> _About this exercise_
Scan the data below and copy each line where "mutation" occurs.

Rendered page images
◇ ◇ ◇ ◇

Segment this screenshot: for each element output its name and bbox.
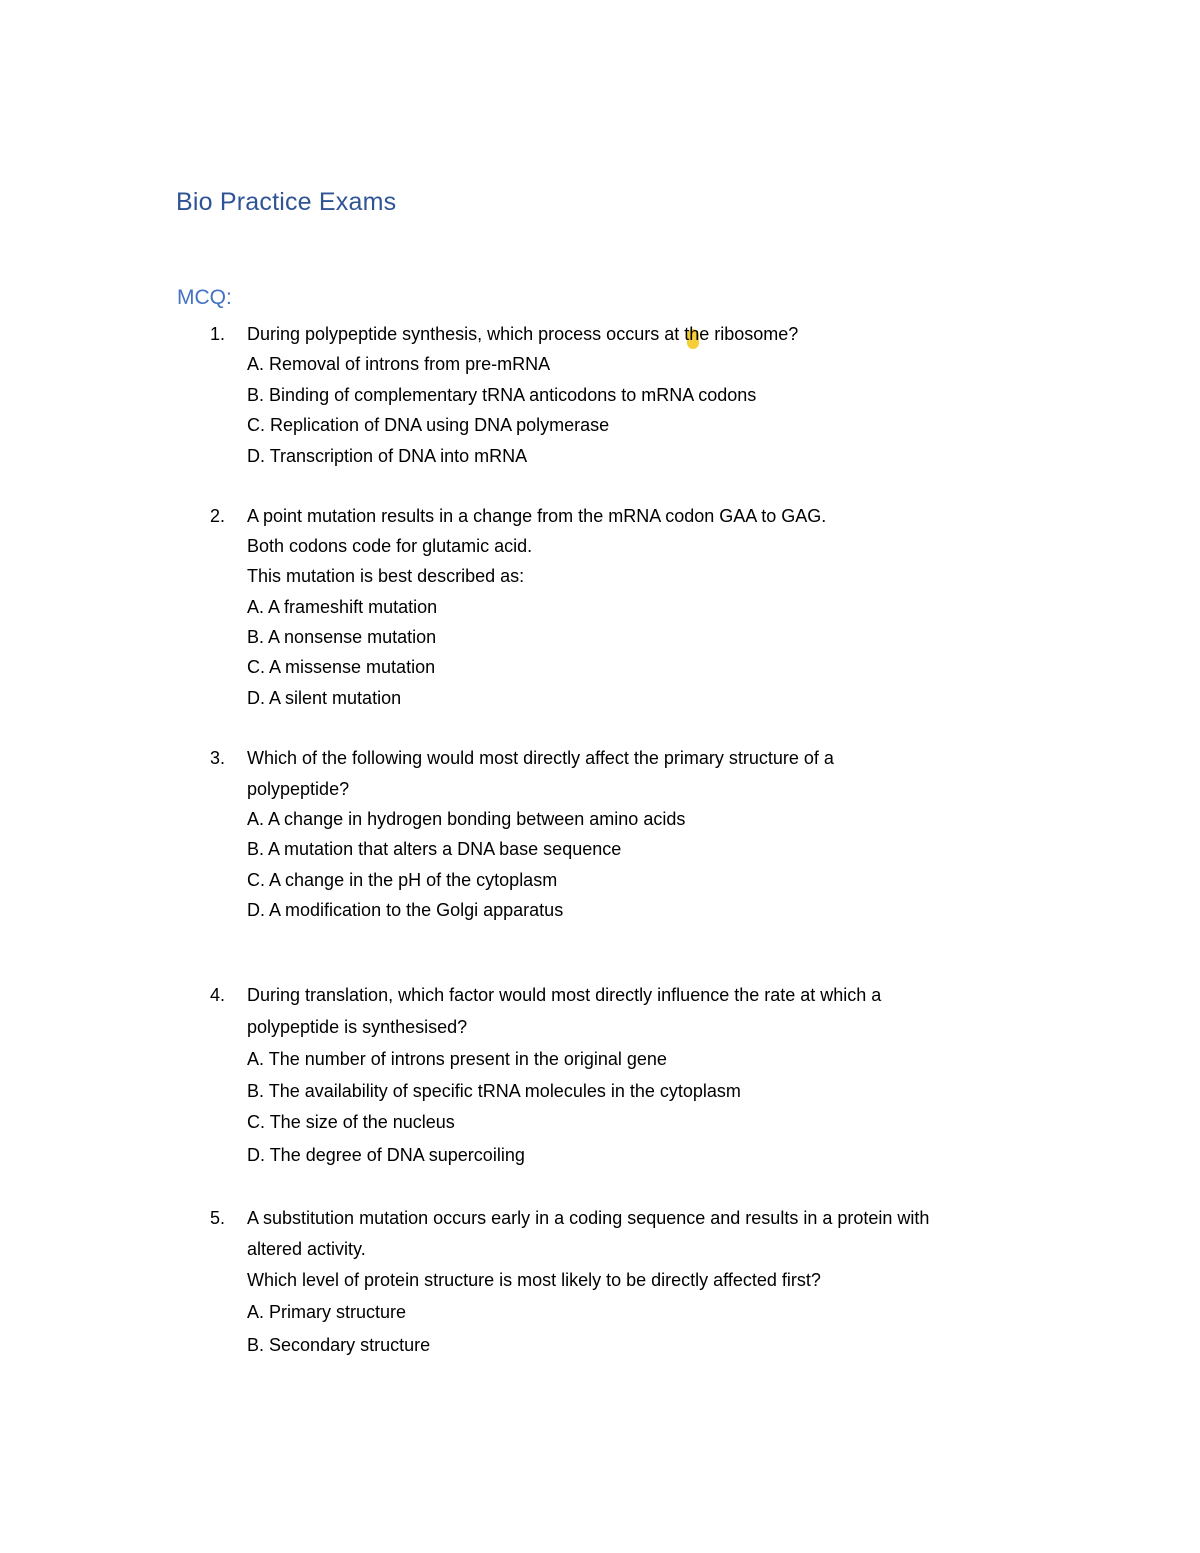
question-stem: A point mutation results in a change from the mRNA codon GAA to GAG. (247, 506, 827, 526)
option-b (247, 1335, 430, 1356)
option-letter: C. (247, 1112, 265, 1132)
option-b (247, 839, 621, 860)
option-a (247, 1049, 667, 1070)
option-text: A modification to the Golgi apparatus (269, 900, 564, 920)
question-number: 3. (210, 748, 226, 768)
question-stem: Which level of protein structure is most likely to be directly affected first? (247, 1270, 821, 1290)
question-stem: polypeptide is synthesised? (247, 1017, 468, 1037)
option-text: A frameshift mutation (268, 597, 438, 617)
question-stem: Both codons code for glutamic acid. (247, 536, 533, 556)
option-text: The number of introns present in the original gene (268, 1049, 667, 1069)
option-b (247, 627, 436, 648)
option-text: Primary structure (269, 1302, 407, 1322)
option-text: A change in hydrogen bonding between amino acids (268, 809, 686, 829)
option-c (247, 870, 557, 891)
question-stem: altered activity. (247, 1239, 366, 1259)
option-d (247, 688, 401, 709)
question-stem: During translation, which factor would most directly influence the rate at which a (247, 985, 882, 1005)
question-number: 5. (210, 1208, 226, 1228)
option-letter: A. (247, 354, 265, 374)
option-letter: C. (247, 415, 265, 435)
option-text: Replication of DNA using DNA polymerase (270, 415, 610, 435)
option-letter: D. (247, 446, 265, 466)
option-b (247, 1081, 741, 1102)
option-text: The degree of DNA supercoiling (269, 1145, 525, 1165)
option-d (247, 446, 527, 467)
option-letter: B. (247, 1335, 265, 1355)
option-a (247, 354, 550, 375)
option-letter: B. (247, 1081, 265, 1101)
option-letter: D. (247, 1145, 265, 1165)
option-d (247, 900, 563, 921)
option-text: Binding of complementary tRNA anticodons to mRNA codons (269, 385, 757, 405)
option-text: Transcription of DNA into mRNA (269, 446, 528, 466)
option-letter: C. (247, 657, 265, 677)
option-text: Removal of introns from pre-mRNA (269, 354, 551, 374)
option-letter: A. (247, 1049, 265, 1069)
option-letter: C. (247, 870, 265, 890)
option-letter: B. (247, 627, 265, 647)
option-text: A mutation that alters a DNA base sequence (268, 839, 622, 859)
option-c (247, 1112, 455, 1133)
document-title: Bio Practice Exams (176, 188, 397, 216)
option-letter: B. (247, 839, 265, 859)
question-stem: During polypeptide synthesis, which process occurs at the ribosome? (247, 324, 799, 344)
option-a (247, 597, 437, 618)
option-text: A change in the pH of the cytoplasm (269, 870, 558, 890)
option-letter: B. (247, 385, 265, 405)
option-text: The availability of specific tRNA molecules in the cytoplasm (268, 1081, 741, 1101)
option-a (247, 809, 685, 830)
option-c (247, 657, 435, 678)
option-text: The size of the nucleus (269, 1112, 455, 1132)
option-d (247, 1145, 525, 1166)
option-letter: D. (247, 900, 265, 920)
question-number: 4. (210, 985, 226, 1005)
option-b (247, 385, 756, 406)
question-stem: polypeptide? (247, 779, 350, 799)
question-number: 1. (210, 324, 226, 344)
option-text: A missense mutation (269, 657, 436, 677)
question-stem: This mutation is best described as: (247, 566, 525, 586)
option-letter: D. (247, 688, 265, 708)
option-letter: A. (247, 1302, 265, 1322)
option-letter: A. (247, 597, 265, 617)
option-text: A nonsense mutation (268, 627, 437, 647)
option-text: A silent mutation (269, 688, 402, 708)
question-number: 2. (210, 506, 226, 526)
option-c (247, 415, 609, 436)
question-stem: A substitution mutation occurs early in a coding sequence and results in a protein with (247, 1208, 930, 1228)
option-letter: A. (247, 809, 265, 829)
section-heading: MCQ: (177, 286, 232, 309)
option-a (247, 1302, 406, 1323)
question-stem: Which of the following would most directly affect the primary structure of a (247, 748, 834, 768)
option-text: Secondary structure (269, 1335, 431, 1355)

◇ ◇ ◇ ◇

> _Solution to the exercise_
question-stem: A point mutation results in a change from the mRNA codon GAA to GAG. (247, 506, 827, 526)
option-text: A frameshift mutation (268, 597, 438, 617)
option-text: A mutation that alters a DNA base sequence (268, 839, 622, 859)
option-text: A missense mutation (269, 657, 436, 677)
question-stem: This mutation is best described as: (247, 566, 525, 586)
option-text: A nonsense mutation (268, 627, 437, 647)
option-text: A silent mutation (269, 688, 402, 708)
question-stem: A substitution mutation occurs early in a coding sequence and results in a protein with (247, 1208, 930, 1228)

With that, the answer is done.